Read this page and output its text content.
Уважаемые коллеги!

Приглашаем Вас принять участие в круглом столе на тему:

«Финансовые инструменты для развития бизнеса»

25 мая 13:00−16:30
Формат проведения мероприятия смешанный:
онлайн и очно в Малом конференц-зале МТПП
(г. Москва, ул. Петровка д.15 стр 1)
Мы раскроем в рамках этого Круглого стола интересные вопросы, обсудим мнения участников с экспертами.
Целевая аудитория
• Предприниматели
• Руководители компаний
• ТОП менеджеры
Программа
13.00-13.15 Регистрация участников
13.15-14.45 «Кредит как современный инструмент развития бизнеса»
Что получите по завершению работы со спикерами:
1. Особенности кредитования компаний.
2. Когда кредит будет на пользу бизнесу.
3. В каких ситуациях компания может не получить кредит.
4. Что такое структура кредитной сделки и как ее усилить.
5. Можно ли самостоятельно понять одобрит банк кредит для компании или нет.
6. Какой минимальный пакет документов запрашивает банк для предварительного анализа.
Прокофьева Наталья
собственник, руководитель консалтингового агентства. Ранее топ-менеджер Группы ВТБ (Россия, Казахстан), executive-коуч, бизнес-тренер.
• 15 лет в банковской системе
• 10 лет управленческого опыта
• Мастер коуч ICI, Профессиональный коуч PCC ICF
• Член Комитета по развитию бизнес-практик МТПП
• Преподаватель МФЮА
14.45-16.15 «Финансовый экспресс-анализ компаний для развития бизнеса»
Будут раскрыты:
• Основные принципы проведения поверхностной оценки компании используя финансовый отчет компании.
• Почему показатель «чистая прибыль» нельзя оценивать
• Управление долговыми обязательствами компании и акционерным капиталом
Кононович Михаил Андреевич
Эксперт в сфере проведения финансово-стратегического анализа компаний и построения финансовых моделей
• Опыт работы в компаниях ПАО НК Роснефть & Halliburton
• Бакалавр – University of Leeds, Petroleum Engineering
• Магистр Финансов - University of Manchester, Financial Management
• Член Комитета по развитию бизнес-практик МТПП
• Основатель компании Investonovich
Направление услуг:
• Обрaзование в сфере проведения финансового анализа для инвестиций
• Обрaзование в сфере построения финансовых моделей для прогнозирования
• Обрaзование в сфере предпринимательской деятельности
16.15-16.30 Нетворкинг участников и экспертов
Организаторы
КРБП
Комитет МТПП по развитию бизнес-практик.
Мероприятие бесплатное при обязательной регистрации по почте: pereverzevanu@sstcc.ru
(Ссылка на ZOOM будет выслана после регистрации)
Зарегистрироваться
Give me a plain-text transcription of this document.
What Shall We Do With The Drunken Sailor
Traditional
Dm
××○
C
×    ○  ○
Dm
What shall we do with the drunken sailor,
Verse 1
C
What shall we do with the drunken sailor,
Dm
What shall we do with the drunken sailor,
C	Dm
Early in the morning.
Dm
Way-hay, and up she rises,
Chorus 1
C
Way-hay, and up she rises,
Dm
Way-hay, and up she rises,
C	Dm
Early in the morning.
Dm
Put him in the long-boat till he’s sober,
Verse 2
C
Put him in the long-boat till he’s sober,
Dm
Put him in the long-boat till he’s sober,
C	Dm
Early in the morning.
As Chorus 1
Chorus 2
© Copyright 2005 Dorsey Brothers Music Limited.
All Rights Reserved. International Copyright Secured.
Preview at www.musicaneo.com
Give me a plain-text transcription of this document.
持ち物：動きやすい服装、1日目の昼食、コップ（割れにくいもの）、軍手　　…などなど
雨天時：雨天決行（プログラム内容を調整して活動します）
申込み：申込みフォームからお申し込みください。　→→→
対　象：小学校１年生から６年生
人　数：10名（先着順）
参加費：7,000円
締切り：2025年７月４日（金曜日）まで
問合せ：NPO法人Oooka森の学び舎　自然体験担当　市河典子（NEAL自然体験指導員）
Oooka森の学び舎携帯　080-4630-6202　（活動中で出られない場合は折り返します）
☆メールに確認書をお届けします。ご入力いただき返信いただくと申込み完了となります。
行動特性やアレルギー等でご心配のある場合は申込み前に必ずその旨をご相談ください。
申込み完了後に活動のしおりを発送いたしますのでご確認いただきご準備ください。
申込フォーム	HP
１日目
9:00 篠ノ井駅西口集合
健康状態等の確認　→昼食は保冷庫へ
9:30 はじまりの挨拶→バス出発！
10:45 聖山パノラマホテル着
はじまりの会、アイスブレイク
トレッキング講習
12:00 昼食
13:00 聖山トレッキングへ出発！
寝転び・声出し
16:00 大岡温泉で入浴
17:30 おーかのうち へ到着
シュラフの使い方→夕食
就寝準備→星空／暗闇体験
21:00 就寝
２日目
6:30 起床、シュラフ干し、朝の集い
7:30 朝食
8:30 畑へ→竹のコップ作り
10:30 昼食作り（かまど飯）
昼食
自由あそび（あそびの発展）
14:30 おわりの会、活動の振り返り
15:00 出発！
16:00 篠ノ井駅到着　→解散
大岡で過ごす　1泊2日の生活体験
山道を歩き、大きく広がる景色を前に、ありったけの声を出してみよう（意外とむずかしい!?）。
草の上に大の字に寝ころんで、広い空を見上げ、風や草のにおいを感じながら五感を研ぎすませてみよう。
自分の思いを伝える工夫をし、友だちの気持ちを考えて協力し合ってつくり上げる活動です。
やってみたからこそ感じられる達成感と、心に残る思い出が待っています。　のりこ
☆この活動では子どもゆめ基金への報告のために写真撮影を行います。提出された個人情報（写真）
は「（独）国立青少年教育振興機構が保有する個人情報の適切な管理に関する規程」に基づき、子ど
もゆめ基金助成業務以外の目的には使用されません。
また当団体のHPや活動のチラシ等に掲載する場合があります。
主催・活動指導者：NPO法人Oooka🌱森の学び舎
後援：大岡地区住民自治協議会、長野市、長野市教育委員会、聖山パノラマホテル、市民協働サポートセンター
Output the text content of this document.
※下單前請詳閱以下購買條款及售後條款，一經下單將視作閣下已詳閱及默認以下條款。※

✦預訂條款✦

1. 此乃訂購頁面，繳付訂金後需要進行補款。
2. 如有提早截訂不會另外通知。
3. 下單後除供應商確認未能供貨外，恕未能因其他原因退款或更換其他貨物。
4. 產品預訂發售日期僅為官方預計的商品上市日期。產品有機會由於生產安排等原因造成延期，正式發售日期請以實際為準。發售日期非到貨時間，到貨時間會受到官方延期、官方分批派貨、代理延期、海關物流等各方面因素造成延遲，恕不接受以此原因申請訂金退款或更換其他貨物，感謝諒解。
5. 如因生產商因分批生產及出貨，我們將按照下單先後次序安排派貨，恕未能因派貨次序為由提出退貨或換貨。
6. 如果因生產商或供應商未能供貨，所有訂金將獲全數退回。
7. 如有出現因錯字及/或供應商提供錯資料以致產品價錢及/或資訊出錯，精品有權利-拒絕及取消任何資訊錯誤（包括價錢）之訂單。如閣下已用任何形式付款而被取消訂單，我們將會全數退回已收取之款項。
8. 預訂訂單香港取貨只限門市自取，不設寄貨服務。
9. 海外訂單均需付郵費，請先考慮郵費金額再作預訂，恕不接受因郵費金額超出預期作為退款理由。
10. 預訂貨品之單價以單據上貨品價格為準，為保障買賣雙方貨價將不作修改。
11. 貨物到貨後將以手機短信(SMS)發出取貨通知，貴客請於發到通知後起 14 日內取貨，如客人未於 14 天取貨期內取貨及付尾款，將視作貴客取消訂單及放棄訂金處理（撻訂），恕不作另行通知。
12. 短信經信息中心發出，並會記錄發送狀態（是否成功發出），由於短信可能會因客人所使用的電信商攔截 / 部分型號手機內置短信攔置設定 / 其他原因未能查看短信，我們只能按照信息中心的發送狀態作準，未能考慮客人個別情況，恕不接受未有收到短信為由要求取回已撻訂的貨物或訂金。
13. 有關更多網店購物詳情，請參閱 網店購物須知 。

__________________________________________________

TASK REQUIREMENTS:
Restate the whole listing exactly.

CORRECT OUTPUT:
Read this page and output its text content.
Уважаемые коллеги!

Приглашаем Вас принять участие в круглом столе на тему:

«Финансовые инструменты для развития бизнеса»

25 мая 13:00−16:30
Формат проведения мероприятия смешанный:
онлайн и очно в Малом конференц-зале МТПП
(г. Москва, ул. Петровка д.15 стр 1)
Мы раскроем в рамках этого Круглого стола интересные вопросы, обсудим мнения участников с экспертами.
Целевая аудитория
• Предприниматели
• Руководители компаний
• ТОП менеджеры
Программа
13.00-13.15 Регистрация участников
13.15-14.45 «Кредит как современный инструмент развития бизнеса»
Что получите по завершению работы со спикерами:
1. Особенности кредитования компаний.
2. Когда кредит будет на пользу бизнесу.
3. В каких ситуациях компания может не получить кредит.
4. Что такое структура кредитной сделки и как ее усилить.
5. Можно ли самостоятельно понять одобрит банк кредит для компании или нет.
6. Какой минимальный пакет документов запрашивает банк для предварительного анализа.
Прокофьева Наталья
собственник, руководитель консалтингового агентства. Ранее топ-менеджер Группы ВТБ (Россия, Казахстан), executive-коуч, бизнес-тренер.
• 15 лет в банковской системе
• 10 лет управленческого опыта
• Мастер коуч ICI, Профессиональный коуч PCC ICF
• Член Комитета по развитию бизнес-практик МТПП
• Преподаватель МФЮА
14.45-16.15 «Финансовый экспресс-анализ компаний для развития бизнеса»
Будут раскрыты:
• Основные принципы проведения поверхностной оценки компании используя финансовый отчет компании.
• Почему показатель «чистая прибыль» нельзя оценивать
• Управление долговыми обязательствами компании и акционерным капиталом
Кононович Михаил Андреевич
Эксперт в сфере проведения финансово-стратегического анализа компаний и построения финансовых моделей
• Опыт работы в компаниях ПАО НК Роснефть & Halliburton
• Бакалавр – University of Leeds, Petroleum Engineering
• Магистр Финансов - University of Manchester, Financial Management
• Член Комитета по развитию бизнес-практик МТПП
• Основатель компании Investonovich
Направление услуг:
• Обрaзование в сфере проведения финансового анализа для инвестиций
• Обрaзование в сфере построения финансовых моделей для прогнозирования
• Обрaзование в сфере предпринимательской деятельности
16.15-16.30 Нетворкинг участников и экспертов
Организаторы
КРБП
Комитет МТПП по развитию бизнес-практик.
Мероприятие бесплатное при обязательной регистрации по почте: pereverzevanu@sstcc.ru
(Ссылка на ZOOM будет выслана после регистрации)
Зарегистрироваться
Give me a plain-text transcription of this document.
What Shall We Do With The Drunken Sailor
Traditional
Dm
××○
C
×    ○  ○
Dm
What shall we do with the drunken sailor,
Verse 1
C
What shall we do with the drunken sailor,
Dm
What shall we do with the drunken sailor,
C	Dm
Early in the morning.
Dm
Way-hay, and up she rises,
Chorus 1
C
Way-hay, and up she rises,
Dm
Way-hay, and up she rises,
C	Dm
Early in the morning.
Dm
Put him in the long-boat till he’s sober,
Verse 2
C
Put him in the long-boat till he’s sober,
Dm
Put him in the long-boat till he’s sober,
C	Dm
Early in the morning.
As Chorus 1
Chorus 2
© Copyright 2005 Dorsey Brothers Music Limited.
All Rights Reserved. International Copyright Secured.
Preview at www.musicaneo.com
Give me a plain-text transcription of this document.
持ち物：動きやすい服装、1日目の昼食、コップ（割れにくいもの）、軍手　　…などなど
雨天時：雨天決行（プログラム内容を調整して活動します）
申込み：申込みフォームからお申し込みください。　→→→
対　象：小学校１年生から６年生
人　数：10名（先着順）
参加費：7,000円
締切り：2025年７月４日（金曜日）まで
問合せ：NPO法人Oooka森の学び舎　自然体験担当　市河典子（NEAL自然体験指導員）
Oooka森の学び舎携帯　080-4630-6202　（活動中で出られない場合は折り返します）
☆メールに確認書をお届けします。ご入力いただき返信いただくと申込み完了となります。
行動特性やアレルギー等でご心配のある場合は申込み前に必ずその旨をご相談ください。
申込み完了後に活動のしおりを発送いたしますのでご確認いただきご準備ください。
申込フォーム	HP
１日目
9:00 篠ノ井駅西口集合
健康状態等の確認　→昼食は保冷庫へ
9:30 はじまりの挨拶→バス出発！
10:45 聖山パノラマホテル着
はじまりの会、アイスブレイク
トレッキング講習
12:00 昼食
13:00 聖山トレッキングへ出発！
寝転び・声出し
16:00 大岡温泉で入浴
17:30 おーかのうち へ到着
シュラフの使い方→夕食
就寝準備→星空／暗闇体験
21:00 就寝
２日目
6:30 起床、シュラフ干し、朝の集い
7:30 朝食
8:30 畑へ→竹のコップ作り
10:30 昼食作り（かまど飯）
昼食
自由あそび（あそびの発展）
14:30 おわりの会、活動の振り返り
15:00 出発！
16:00 篠ノ井駅到着　→解散
大岡で過ごす　1泊2日の生活体験
山道を歩き、大きく広がる景色を前に、ありったけの声を出してみよう（意外とむずかしい!?）。
草の上に大の字に寝ころんで、広い空を見上げ、風や草のにおいを感じながら五感を研ぎすませてみよう。
自分の思いを伝える工夫をし、友だちの気持ちを考えて協力し合ってつくり上げる活動です。
やってみたからこそ感じられる達成感と、心に残る思い出が待っています。　のりこ
☆この活動では子どもゆめ基金への報告のために写真撮影を行います。提出された個人情報（写真）
は「（独）国立青少年教育振興機構が保有する個人情報の適切な管理に関する規程」に基づき、子ど
もゆめ基金助成業務以外の目的には使用されません。
また当団体のHPや活動のチラシ等に掲載する場合があります。
主催・活動指導者：NPO法人Oooka🌱森の学び舎
後援：大岡地区住民自治協議会、長野市、長野市教育委員会、聖山パノラマホテル、市民協働サポートセンター
Output the text content of this document.
※下單前請詳閱以下購買條款及售後條款，一經下單將視作閣下已詳閱及默認以下條款。※

✦預訂條款✦

1. 此乃訂購頁面，繳付訂金後需要進行補款。
2. 如有提早截訂不會另外通知。
3. 下單後除供應商確認未能供貨外，恕未能因其他原因退款或更換其他貨物。
4. 產品預訂發售日期僅為官方預計的商品上市日期。產品有機會由於生產安排等原因造成延期，正式發售日期請以實際為準。發售日期非到貨時間，到貨時間會受到官方延期、官方分批派貨、代理延期、海關物流等各方面因素造成延遲，恕不接受以此原因申請訂金退款或更換其他貨物，感謝諒解。
5. 如因生產商因分批生產及出貨，我們將按照下單先後次序安排派貨，恕未能因派貨次序為由提出退貨或換貨。
6. 如果因生產商或供應商未能供貨，所有訂金將獲全數退回。
7. 如有出現因錯字及/或供應商提供錯資料以致產品價錢及/或資訊出錯，精品有權利-拒絕及取消任何資訊錯誤（包括價錢）之訂單。如閣下已用任何形式付款而被取消訂單，我們將會全數退回已收取之款項。
8. 預訂訂單香港取貨只限門市自取，不設寄貨服務。
9. 海外訂單均需付郵費，請先考慮郵費金額再作預訂，恕不接受因郵費金額超出預期作為退款理由。
10. 預訂貨品之單價以單據上貨品價格為準，為保障買賣雙方貨價將不作修改。
11. 貨物到貨後將以手機短信(SMS)發出取貨通知，貴客請於發到通知後起 14 日內取貨，如客人未於 14 天取貨期內取貨及付尾款，將視作貴客取消訂單及放棄訂金處理（撻訂），恕不作另行通知。
12. 短信經信息中心發出，並會記錄發送狀態（是否成功發出），由於短信可能會因客人所使用的電信商攔截 / 部分型號手機內置短信攔置設定 / 其他原因未能查看短信，我們只能按照信息中心的發送狀態作準，未能考慮客人個別情況，恕不接受未有收到短信為由要求取回已撻訂的貨物或訂金。
13. 有關更多網店購物詳情，請參閱 網店購物須知 。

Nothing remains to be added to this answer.